◆ **PASSAGE SHOWN**
#####

Dragon dress by Huishan Zhang

When the megawatt international spotlight finally shone on a Chinese designer it was the one who, until that moment, had been almost invisible on the world stage, lacking the benefits of training abroad or a fan club of foreign celebrities.

In less than a minute – the time it took for Rihanna to take to the stage in that gown – Beijing-based Guo Pei was catapulted to international fame, a trajectory that has continued into this year as she presented her latest work at the Paris haute couture shows.

The body-hugging yellow ballgown with the endless train was the showstopper at the Met Ball, leaving all the other celebrities trailing in Rihanna’s extravagant, shimmering wake. She milked the camera-flash moment for all it was worth, preening, posing and sashaying in front of the world’s press. The dazzling images made front pages and fashion websites everywhere that people have an iota of interest in the latest clothes.

Guo Pei in Paris with Rihanna’s MET Gala gown

The name Guo Pei had most fashion journalists scratching their heads at first. Who was she and what was her story? They were right to be a little mystified. Until that New York moment, Guo was only known in Hong Kong and mainland China, where she is famed for making outrageously flamboyant – and eye-wateringly expensive – gowns and special-occasion dresses for actresses, singers and socialites. The diminutive, quiet and low-key mother of two young girls is the opposite of her look-at-me creations, being happy for her work to take the attention.

Even China fashion insiders were a little surprised that the unassuming Guo was the first of the nation’s new wave of fashion designers to hit the big time. Others, such as Masha Ma, Huishan Zhang, Uma Wang and Xander Zhao already had name recognition among fashionistas and insiders, but nothing like the attention that came from being Rihanna’s go-to, big-occasion dressmaker.

Couture gown creations by Guo Pei

The price of the 20-kg creation, which took two years to make, has not been disclosed, but anyone commissioning a Guo one-off generally has to be prepared to fork out up to HK$400,000. Among her previous patrons were Li Bingbing and Zhang Ziyi, along with dozens of lesser-known socialites from the ranks of the nouveau riche. Guo’s more exotic creations have included a Chinese-blue-porcelain-print dress with a long train and fan-like headdress; a shimmering, beaded outfit with sleeves like upside-down traffic cones; and a skirt with three tiered levels put together with a bolero top.

An established career in mainland China means the designer has access to an unrivalled pool of seamstresses and skilled embroiderers, who charge considerably less than their counterparts in the ateliers of Paris and Milan. The design work and final fitting is done at the Rose Studio, in a drab outer suburb of Beijing. The nondescript exterior of the building is at odds with the wildly extravagant interior and its chandeliers, mirrors, animal-skin rugs, golden birdcages and chaise longues. Thanks to Guo, Made in China – when tacked onto high-end dresses – has taken on a new, positive meaning.

#####

◆ **YOUR TASKS**
1: According to the article on Guo Pei, how long did it take to make the yellow gown Rihanna wore to the Met Ball?
2: Please resume the article on Guo Pei after its last sentence.
The data that comes next is drawn from a separate source.

(Records taken from a dataset)
#####

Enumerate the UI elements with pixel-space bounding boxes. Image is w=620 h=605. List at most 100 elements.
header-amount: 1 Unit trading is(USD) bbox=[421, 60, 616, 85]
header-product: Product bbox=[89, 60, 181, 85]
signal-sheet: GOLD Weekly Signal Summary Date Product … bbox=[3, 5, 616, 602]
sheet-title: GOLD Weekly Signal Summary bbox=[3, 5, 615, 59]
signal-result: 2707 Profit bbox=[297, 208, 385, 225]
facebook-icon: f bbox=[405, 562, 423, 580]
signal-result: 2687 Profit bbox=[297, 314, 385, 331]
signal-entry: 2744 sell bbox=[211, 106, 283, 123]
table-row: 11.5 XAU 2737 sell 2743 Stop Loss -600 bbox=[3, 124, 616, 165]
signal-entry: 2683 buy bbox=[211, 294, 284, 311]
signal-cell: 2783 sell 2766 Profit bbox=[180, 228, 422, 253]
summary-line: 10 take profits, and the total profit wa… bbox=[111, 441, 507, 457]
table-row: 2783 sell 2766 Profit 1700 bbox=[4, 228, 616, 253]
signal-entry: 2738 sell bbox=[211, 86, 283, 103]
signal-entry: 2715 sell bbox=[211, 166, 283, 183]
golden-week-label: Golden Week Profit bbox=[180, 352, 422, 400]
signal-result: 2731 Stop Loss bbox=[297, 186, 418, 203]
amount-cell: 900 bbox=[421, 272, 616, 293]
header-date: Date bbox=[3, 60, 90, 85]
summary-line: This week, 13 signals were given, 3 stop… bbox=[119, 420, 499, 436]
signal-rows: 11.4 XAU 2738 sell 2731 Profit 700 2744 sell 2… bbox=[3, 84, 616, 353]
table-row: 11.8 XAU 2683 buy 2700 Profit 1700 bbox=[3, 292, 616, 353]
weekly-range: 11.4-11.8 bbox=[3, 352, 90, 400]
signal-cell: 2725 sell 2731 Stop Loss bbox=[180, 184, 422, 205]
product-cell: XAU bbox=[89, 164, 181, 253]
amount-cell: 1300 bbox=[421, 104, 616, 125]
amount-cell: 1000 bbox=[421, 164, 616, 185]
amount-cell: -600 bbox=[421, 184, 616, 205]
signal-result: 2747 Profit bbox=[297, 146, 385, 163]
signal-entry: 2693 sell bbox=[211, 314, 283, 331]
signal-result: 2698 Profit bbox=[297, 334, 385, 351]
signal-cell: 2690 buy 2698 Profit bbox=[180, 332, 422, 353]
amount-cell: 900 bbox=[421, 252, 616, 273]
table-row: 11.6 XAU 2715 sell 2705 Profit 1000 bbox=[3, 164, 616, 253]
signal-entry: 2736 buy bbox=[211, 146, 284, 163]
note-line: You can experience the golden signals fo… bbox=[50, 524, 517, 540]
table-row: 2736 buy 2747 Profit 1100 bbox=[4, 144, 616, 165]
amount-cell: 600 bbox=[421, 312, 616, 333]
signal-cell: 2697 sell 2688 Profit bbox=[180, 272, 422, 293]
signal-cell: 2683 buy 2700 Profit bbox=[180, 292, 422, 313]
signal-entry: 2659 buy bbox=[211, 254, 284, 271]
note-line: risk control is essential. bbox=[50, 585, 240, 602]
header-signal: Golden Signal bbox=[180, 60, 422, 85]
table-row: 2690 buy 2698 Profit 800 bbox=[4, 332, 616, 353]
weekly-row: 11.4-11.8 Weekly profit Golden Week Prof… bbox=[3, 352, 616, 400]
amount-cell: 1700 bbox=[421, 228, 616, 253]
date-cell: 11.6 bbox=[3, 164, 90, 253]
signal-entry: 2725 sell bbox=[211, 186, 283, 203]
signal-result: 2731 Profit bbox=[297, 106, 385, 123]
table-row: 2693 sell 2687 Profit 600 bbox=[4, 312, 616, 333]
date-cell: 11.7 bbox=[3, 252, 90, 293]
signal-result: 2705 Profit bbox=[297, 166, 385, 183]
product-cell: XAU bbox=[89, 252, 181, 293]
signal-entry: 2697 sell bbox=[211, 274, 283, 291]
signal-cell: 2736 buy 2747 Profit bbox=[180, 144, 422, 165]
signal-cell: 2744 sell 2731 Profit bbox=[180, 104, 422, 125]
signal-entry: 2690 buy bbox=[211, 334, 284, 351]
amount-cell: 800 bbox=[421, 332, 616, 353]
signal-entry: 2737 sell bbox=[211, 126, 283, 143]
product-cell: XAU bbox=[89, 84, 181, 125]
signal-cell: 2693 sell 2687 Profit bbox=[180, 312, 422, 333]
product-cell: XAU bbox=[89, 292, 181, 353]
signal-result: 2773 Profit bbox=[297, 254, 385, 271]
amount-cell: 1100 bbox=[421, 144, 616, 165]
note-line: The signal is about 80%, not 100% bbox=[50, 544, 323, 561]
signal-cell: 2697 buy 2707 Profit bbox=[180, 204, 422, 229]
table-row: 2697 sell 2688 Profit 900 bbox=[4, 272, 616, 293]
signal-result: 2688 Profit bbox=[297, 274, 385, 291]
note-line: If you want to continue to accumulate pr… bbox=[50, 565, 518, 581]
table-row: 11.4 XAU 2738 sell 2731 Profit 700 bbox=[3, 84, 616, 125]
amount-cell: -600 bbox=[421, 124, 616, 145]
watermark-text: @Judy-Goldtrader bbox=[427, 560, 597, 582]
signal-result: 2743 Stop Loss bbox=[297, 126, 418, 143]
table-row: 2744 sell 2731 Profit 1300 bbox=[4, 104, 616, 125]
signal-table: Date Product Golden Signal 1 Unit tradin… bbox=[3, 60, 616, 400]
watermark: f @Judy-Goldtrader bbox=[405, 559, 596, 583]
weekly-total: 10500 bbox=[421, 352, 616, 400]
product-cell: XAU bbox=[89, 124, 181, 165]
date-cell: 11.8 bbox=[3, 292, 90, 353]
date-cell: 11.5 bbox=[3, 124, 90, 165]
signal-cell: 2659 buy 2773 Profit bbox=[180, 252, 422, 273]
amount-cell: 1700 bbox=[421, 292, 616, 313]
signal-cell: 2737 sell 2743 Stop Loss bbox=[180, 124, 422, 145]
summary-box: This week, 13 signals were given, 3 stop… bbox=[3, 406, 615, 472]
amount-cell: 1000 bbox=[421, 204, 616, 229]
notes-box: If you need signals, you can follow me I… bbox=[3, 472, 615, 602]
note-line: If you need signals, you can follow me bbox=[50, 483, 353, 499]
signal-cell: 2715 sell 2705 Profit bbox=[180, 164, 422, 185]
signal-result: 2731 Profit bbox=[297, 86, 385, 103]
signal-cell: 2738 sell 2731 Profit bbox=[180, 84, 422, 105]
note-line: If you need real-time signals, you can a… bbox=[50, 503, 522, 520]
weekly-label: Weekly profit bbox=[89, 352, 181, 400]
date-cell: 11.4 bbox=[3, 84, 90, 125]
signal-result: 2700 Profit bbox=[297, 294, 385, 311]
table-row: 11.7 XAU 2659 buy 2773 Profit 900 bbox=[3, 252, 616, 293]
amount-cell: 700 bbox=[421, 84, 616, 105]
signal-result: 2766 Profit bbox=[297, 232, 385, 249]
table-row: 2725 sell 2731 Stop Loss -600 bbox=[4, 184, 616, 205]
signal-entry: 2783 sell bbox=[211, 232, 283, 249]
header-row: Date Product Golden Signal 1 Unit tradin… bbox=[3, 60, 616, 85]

#####

◆ **RESULTS OF THE EXERCISE**
1: Two years.

2:
Couture gown creations by Guo Pei

Ambitious young designer Huishan Zhang is determined to enhance the country’s reputation further with his modern and subtle interpretation of Chinese icons, using lace as a leitmotif.

The personable Zhang is a product of the famed Central Saint Martins College in London, where he lives and works. But all the clothes are made in the mainland at a dedicated atelier in Qingdao. This gives Zhang a quick turnaround time, allowing him to react speedily to trends and rush orders, and to take advantage of labour costs much lower than those in Europe.

The downside is that the 33-year-old is almost constantly on a plane between continents, working around the clock. The punishing schedule and the international glad-handing are paying off: Zhang now features in the top department stores in New York, London, Paris and Tokyo.​

“The clothes are elegant, always with a special twist,” Zhang says. “A defining feature is that we use a lot of lace. That is our signature. The look is minimal, but always with lots of detail. We play around with the Chinese element. We want to mesh it into the design. It is always subtle. It might even be something inspired by Chinese philosophy that fits into the Western design aesthetic. The Chinese element is more like a hidden trace rather than something obvious.

Huishan Zhang

“I want to have a Chinese identity. I am proud of the clothes being made well in China. Fashion is one way of showing the world how China is changing. I want Huishan Zhang to be a modern contemporary lifestyle brand. Basically it is something associated with China, but on a very international level and exclusive. Right now it is brand-building, and I am learning at every stage. My ambition is big.

“The clothes are for modern women who travel and have a real life. The fabric has been designed so it does not wrinkle, whether it is silk or cotton. That is the trademark. You can travel and arrive, open your luggage and put your dress on the hanger. You don’t need to touch anything. All the garments are also ultra-light.​

Zhang has had a couple of lucky breaks during his short career, beginning with a job offer from the influential Delphine Arnault, daughter of the boss of the giant LVMH group, Bernard Arnault. Working at the Dior headquarters in Paris allowed Zhang to examine closely the way the luxury industry operates, giving him the confidence to launch the Huishan Zhang label. The bold decision paid off almost straight away: pieces were stocked by prestigious boutiques and the couture Dragon Dress became a permanent exhibit in the TT Tsui Gallery of Chinese Art in the Victoria and Albert Museum in London.

More good fortune followed. Zhang won the Dorchester Collection fashion prize, a hugely prestigious award that the hotel group gives a promising young talent every year, along with a £25,000 cash prize. Since that moment Zhang has been on a roll, living his schoolboy dreams, flitting between London, Paris, New York, Tokyo, Beijing and his home city of Qingdao.

Spring/summer 2016 dress by Huishan Zhang

“I grew up in Qingdao, which was isolated and conservative, but I had a big dream,” he says. “I loved fashion. I always liked to put combinations together: an orange jumper over skinny jeans. I was big and fat at that time, but I liked the look. I was very bad with school. The only thing I could pass was my art class, which I did very well at. I told my parents that any further education would kill me. They were worried at the time, but they did let me go and study abroad.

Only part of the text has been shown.